### Source data

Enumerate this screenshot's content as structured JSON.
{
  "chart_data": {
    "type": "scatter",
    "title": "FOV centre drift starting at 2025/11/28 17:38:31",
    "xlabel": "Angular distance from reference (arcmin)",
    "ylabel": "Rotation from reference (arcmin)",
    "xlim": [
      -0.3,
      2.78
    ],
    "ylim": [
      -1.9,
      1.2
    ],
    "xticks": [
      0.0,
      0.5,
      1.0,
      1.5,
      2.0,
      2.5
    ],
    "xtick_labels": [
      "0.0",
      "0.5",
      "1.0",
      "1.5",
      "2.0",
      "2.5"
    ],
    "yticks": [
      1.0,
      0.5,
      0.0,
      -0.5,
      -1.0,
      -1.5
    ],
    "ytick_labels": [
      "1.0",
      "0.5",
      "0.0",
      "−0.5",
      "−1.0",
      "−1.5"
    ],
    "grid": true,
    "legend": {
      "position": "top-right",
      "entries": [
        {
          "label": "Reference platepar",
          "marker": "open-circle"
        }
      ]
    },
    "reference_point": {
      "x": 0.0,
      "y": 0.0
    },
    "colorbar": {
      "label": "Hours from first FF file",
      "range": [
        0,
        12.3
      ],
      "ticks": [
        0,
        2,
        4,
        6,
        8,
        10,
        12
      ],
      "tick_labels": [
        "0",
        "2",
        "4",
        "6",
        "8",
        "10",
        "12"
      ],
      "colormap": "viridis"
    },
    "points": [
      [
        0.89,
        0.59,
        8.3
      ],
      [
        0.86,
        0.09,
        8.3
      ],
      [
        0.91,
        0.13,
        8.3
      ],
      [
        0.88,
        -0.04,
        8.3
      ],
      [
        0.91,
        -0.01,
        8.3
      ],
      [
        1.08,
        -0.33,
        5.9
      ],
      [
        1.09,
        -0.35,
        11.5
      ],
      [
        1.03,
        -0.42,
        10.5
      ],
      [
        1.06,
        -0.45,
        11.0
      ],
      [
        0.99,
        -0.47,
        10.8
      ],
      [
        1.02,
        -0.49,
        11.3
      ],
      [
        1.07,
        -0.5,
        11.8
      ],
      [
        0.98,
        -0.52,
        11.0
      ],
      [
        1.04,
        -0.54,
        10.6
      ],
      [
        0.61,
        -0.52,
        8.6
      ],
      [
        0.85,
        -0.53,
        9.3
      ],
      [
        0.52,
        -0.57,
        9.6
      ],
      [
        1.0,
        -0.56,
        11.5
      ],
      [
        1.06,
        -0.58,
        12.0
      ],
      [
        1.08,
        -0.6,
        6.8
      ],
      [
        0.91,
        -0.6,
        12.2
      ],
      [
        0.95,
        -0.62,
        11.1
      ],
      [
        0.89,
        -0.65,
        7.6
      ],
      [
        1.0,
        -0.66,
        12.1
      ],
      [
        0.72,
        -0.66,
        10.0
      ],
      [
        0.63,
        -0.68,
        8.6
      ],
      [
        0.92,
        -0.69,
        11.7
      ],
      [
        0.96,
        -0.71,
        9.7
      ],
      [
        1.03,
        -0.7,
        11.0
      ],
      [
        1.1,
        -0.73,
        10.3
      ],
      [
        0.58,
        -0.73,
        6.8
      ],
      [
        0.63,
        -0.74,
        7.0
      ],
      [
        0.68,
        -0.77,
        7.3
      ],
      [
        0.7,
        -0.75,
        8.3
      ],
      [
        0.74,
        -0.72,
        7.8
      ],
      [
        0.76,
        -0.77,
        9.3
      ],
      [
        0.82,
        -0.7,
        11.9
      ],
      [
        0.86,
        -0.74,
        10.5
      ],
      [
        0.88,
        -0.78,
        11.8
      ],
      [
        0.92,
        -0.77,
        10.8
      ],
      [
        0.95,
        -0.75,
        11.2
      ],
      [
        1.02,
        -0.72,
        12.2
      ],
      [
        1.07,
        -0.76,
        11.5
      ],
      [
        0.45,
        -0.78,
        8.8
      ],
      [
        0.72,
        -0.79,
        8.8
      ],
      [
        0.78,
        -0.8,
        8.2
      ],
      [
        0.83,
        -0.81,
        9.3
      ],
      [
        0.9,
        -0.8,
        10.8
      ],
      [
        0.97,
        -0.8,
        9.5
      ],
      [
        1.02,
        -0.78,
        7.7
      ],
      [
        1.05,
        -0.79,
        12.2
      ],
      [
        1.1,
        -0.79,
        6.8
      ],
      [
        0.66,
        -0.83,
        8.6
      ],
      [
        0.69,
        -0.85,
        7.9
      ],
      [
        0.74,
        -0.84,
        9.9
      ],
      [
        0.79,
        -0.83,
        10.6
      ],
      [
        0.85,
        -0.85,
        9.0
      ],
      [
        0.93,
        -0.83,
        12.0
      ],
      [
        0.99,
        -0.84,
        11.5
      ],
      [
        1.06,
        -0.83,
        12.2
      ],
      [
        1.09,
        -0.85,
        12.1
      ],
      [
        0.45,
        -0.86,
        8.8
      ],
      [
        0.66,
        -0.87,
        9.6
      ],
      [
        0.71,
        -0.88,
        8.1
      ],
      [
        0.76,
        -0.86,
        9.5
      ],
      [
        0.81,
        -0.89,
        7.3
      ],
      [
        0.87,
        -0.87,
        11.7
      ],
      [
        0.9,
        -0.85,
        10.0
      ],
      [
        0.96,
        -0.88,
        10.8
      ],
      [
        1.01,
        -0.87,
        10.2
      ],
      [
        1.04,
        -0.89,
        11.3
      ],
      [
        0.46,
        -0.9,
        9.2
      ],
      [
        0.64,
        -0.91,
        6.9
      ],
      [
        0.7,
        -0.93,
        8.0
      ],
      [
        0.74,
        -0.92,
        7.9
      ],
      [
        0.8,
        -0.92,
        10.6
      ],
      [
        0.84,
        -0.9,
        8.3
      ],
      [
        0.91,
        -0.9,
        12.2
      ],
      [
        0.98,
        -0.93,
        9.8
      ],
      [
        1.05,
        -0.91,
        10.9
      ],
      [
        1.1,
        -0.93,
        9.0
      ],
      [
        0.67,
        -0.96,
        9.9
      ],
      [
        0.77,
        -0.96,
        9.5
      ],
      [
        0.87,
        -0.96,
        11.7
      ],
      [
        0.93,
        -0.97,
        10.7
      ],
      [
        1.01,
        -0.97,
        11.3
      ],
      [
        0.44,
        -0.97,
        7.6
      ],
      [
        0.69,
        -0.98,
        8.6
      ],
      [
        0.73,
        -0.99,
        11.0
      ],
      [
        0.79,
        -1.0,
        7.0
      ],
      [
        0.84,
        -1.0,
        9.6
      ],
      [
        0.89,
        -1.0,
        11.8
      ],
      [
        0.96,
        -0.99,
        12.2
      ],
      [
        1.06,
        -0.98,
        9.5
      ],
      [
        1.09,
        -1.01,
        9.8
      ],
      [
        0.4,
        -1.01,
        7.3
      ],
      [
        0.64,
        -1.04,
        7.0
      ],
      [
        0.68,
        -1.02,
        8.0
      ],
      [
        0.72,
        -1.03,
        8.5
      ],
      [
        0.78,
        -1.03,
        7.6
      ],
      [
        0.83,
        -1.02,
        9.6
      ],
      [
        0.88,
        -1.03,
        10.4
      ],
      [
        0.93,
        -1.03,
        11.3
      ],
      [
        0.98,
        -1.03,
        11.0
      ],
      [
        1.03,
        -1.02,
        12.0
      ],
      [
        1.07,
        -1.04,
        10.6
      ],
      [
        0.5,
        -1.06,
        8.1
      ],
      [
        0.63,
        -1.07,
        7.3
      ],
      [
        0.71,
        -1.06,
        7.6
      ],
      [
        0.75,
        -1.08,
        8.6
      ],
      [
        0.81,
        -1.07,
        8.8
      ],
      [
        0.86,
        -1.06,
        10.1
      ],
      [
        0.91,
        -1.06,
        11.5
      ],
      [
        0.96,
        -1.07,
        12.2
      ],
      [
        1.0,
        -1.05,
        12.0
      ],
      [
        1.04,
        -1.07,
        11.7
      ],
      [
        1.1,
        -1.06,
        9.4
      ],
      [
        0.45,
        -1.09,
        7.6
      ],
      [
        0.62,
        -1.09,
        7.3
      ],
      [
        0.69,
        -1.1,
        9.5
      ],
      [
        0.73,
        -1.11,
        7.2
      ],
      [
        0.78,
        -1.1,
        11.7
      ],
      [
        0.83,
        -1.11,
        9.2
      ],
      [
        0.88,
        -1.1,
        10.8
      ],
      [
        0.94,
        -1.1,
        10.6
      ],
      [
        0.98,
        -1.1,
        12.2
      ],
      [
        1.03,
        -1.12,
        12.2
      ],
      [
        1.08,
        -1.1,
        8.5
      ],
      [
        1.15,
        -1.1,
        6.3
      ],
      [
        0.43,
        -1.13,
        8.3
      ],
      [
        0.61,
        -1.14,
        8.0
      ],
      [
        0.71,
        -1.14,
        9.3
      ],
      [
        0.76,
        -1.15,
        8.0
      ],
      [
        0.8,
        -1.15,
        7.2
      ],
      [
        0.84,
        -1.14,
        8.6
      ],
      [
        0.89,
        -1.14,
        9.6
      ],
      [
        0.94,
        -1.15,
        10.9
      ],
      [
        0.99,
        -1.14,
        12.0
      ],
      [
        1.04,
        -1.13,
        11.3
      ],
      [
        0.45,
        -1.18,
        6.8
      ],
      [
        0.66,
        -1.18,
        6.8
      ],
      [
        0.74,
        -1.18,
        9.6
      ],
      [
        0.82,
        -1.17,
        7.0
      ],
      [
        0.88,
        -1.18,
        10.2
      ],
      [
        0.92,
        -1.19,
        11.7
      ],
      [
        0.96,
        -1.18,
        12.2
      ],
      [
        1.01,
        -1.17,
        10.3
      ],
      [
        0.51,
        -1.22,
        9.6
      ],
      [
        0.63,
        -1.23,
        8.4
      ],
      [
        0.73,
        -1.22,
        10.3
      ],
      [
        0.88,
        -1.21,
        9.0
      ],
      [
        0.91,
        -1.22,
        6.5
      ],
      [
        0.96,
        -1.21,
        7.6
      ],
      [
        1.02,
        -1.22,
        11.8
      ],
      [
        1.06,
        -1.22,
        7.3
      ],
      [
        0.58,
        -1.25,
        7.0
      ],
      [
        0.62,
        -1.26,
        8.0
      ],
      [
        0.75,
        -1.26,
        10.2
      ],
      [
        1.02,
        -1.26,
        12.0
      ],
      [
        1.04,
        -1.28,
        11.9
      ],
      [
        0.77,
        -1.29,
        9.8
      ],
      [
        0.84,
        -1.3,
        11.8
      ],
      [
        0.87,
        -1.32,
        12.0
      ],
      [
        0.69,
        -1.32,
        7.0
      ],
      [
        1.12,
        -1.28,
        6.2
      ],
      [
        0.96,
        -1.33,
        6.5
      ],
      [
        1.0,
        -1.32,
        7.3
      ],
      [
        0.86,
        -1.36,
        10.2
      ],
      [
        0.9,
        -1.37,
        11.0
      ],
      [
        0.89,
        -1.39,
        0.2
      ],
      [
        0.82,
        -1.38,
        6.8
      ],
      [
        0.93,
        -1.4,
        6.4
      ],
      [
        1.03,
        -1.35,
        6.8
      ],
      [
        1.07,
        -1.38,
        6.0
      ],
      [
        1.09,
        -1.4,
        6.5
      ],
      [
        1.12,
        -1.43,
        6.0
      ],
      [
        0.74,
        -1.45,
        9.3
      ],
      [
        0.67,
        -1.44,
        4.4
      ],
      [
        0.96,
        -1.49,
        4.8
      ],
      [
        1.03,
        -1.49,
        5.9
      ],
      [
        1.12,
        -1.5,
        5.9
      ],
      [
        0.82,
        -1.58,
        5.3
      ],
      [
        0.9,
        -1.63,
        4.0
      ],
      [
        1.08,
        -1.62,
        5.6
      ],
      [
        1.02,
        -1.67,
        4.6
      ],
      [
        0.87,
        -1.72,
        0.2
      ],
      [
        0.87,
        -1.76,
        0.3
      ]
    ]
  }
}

### Aim of the task
Copy each line of the records above that carries the word "arcmin".

### Written solution
    "xlabel": "Angular distance from reference (arcmin)",
    "ylabel": "Rotation from reference (arcmin)",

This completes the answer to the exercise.